* Given exercise: Reproduce each line that includes the word "JSON".

* start Data excerpts *

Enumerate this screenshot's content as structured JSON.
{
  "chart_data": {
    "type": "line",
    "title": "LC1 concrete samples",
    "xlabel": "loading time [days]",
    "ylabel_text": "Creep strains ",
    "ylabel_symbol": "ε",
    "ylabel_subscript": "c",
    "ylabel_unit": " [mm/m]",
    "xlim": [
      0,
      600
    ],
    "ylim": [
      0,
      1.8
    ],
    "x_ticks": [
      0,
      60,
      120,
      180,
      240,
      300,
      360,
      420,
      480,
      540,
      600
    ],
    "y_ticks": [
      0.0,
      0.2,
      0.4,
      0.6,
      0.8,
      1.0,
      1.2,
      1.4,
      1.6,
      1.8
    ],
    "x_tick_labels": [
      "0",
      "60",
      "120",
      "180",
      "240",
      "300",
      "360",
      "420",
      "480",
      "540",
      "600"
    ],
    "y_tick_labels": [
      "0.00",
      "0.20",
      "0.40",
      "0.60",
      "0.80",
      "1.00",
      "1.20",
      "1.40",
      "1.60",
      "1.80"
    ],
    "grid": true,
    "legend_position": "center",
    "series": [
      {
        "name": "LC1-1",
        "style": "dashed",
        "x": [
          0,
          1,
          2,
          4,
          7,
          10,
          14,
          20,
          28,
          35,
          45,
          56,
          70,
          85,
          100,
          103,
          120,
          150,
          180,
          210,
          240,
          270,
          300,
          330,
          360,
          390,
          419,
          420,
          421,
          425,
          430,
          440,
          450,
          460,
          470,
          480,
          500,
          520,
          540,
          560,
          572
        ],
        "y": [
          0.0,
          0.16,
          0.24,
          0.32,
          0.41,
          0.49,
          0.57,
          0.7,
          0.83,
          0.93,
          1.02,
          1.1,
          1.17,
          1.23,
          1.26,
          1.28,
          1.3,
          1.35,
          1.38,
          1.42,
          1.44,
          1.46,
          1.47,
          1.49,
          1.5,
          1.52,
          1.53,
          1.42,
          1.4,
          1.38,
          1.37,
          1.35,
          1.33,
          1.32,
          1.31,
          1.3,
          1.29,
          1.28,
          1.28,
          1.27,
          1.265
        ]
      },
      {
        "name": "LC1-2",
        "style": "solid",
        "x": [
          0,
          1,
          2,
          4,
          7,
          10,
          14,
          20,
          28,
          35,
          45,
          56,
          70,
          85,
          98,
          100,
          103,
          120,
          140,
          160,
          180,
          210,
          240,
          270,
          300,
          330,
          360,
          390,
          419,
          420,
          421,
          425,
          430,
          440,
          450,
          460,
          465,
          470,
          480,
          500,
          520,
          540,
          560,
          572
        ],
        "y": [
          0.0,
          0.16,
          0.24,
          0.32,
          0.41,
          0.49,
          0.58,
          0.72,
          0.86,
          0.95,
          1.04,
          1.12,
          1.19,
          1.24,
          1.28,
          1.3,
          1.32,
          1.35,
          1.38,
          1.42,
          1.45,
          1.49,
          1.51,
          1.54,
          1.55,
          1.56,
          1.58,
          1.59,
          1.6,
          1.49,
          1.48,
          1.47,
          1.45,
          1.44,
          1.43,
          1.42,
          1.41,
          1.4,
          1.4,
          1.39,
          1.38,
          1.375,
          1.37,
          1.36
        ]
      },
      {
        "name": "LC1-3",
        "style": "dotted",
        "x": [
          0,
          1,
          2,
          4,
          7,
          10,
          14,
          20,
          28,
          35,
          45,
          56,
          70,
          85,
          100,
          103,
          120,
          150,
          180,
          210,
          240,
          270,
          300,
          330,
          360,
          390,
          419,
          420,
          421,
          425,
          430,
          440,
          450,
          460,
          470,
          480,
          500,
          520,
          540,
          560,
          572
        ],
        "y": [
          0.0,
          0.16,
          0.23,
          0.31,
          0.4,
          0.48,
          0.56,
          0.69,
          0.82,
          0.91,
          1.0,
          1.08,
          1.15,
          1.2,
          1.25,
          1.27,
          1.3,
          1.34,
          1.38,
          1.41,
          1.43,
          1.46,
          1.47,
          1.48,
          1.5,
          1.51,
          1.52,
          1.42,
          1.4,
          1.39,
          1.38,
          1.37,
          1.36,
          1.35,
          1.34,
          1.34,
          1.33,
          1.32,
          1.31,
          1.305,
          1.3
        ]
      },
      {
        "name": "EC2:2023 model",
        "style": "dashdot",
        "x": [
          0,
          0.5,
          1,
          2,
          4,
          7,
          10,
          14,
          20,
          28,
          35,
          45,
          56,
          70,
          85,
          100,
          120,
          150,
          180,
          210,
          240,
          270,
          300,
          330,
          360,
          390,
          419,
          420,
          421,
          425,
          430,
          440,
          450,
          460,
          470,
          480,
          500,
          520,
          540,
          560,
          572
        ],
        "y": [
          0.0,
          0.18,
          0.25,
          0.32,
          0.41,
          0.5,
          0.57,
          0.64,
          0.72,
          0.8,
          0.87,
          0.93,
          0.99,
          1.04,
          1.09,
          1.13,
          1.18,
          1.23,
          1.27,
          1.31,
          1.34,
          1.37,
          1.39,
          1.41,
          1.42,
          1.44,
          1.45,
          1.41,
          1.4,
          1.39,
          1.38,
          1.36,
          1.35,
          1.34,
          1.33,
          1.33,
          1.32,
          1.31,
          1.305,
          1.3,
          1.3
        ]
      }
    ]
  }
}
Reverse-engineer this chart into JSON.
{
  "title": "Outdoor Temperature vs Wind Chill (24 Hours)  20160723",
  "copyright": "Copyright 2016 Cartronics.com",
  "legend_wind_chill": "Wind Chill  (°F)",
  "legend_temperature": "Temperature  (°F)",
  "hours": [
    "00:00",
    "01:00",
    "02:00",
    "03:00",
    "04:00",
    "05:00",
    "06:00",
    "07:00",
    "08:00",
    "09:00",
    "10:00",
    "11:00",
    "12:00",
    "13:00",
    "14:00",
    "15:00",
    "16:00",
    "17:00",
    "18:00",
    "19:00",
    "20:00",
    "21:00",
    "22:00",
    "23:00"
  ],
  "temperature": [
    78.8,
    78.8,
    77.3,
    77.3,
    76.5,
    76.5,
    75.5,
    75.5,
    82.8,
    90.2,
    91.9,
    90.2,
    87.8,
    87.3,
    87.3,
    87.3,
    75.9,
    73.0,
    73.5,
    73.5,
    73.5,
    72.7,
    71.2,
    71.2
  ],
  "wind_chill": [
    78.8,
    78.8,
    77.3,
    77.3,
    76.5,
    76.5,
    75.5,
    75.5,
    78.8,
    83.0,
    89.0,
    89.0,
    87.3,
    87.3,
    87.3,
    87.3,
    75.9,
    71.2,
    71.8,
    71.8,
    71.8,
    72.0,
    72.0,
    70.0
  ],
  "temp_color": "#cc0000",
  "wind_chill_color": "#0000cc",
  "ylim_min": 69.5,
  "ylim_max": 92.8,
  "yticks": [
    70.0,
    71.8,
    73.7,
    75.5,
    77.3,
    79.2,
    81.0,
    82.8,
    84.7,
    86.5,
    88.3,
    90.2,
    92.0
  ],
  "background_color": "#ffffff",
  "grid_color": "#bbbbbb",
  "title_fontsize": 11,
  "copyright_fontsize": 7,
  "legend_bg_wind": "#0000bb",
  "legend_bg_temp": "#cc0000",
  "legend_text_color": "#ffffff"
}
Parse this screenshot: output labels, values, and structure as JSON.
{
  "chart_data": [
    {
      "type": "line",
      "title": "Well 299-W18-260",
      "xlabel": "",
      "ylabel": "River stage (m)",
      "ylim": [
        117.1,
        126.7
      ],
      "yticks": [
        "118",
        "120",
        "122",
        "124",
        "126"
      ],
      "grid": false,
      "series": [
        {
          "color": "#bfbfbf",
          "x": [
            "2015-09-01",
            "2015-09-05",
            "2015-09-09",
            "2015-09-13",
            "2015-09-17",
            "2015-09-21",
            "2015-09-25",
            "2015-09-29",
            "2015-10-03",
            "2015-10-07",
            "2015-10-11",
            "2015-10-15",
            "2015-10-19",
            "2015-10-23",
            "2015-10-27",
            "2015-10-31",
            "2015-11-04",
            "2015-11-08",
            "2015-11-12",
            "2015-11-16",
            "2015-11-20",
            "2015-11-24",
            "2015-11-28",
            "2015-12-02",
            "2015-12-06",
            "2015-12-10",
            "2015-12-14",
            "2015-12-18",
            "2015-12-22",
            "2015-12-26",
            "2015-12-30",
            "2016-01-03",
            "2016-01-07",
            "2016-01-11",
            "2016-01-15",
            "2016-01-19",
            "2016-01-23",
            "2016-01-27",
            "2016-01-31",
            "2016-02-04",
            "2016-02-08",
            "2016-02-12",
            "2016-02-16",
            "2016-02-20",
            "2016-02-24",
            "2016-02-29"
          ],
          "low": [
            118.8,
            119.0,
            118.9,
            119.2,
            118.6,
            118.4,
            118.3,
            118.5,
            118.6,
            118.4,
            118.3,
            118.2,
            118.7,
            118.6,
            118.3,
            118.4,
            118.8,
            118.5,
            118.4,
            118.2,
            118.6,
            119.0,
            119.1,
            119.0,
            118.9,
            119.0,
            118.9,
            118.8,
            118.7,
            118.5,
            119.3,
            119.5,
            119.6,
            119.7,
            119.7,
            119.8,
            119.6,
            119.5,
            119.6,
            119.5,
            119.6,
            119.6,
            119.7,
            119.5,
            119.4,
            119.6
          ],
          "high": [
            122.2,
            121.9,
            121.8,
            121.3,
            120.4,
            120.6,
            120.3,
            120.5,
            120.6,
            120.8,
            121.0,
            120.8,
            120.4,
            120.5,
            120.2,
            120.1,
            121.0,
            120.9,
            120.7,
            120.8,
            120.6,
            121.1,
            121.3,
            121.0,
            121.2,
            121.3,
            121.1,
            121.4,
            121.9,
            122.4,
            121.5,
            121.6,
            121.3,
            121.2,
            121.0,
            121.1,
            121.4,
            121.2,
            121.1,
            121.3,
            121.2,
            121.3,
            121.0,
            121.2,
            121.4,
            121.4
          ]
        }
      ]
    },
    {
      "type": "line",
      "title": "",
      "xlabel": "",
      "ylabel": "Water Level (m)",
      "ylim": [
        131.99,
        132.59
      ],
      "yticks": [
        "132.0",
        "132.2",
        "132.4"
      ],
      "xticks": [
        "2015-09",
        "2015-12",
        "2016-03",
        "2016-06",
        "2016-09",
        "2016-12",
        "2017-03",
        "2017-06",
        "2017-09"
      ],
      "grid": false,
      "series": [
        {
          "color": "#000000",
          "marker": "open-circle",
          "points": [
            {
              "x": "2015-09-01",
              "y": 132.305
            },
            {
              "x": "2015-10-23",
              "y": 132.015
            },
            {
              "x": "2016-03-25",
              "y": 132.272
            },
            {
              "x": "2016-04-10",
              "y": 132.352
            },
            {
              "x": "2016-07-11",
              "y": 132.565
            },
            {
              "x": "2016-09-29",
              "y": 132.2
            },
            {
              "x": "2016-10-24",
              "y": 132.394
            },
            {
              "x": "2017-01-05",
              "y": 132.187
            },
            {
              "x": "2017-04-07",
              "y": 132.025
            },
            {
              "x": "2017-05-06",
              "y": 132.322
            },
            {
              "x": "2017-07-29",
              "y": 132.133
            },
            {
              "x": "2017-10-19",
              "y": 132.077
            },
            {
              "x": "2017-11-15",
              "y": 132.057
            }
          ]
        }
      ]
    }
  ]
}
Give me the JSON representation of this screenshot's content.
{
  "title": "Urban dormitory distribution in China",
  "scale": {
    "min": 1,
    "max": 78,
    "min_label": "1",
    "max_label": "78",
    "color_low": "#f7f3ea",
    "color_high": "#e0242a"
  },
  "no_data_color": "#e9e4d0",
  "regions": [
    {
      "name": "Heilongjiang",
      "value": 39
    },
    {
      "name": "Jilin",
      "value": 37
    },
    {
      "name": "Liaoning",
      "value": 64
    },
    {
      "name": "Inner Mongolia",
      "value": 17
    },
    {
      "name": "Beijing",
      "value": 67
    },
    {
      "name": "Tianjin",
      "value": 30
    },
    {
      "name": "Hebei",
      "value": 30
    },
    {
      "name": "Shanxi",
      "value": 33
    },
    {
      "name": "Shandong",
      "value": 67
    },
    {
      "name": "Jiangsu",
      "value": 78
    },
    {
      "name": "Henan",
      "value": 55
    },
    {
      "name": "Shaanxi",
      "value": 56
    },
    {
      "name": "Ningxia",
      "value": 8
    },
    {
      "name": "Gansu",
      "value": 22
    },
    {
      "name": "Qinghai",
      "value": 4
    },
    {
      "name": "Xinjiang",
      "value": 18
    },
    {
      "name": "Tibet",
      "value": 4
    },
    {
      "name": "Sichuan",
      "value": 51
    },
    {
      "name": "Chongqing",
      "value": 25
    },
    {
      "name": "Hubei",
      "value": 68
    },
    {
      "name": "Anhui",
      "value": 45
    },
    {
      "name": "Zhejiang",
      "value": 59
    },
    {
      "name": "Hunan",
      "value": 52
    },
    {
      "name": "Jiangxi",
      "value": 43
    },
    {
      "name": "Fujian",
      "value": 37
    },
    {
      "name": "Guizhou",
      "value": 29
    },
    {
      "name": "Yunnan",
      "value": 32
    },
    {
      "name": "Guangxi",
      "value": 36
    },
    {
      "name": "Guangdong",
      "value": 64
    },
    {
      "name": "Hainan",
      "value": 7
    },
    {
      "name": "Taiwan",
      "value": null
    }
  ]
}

* end Data excerpts *

* Reply to the exercise:
Enumerate this screenshot's content as structured JSON.
Reverse-engineer this chart into JSON.
Parse this screenshot: output labels, values, and structure as JSON.
Give me the JSON representation of this screenshot's content.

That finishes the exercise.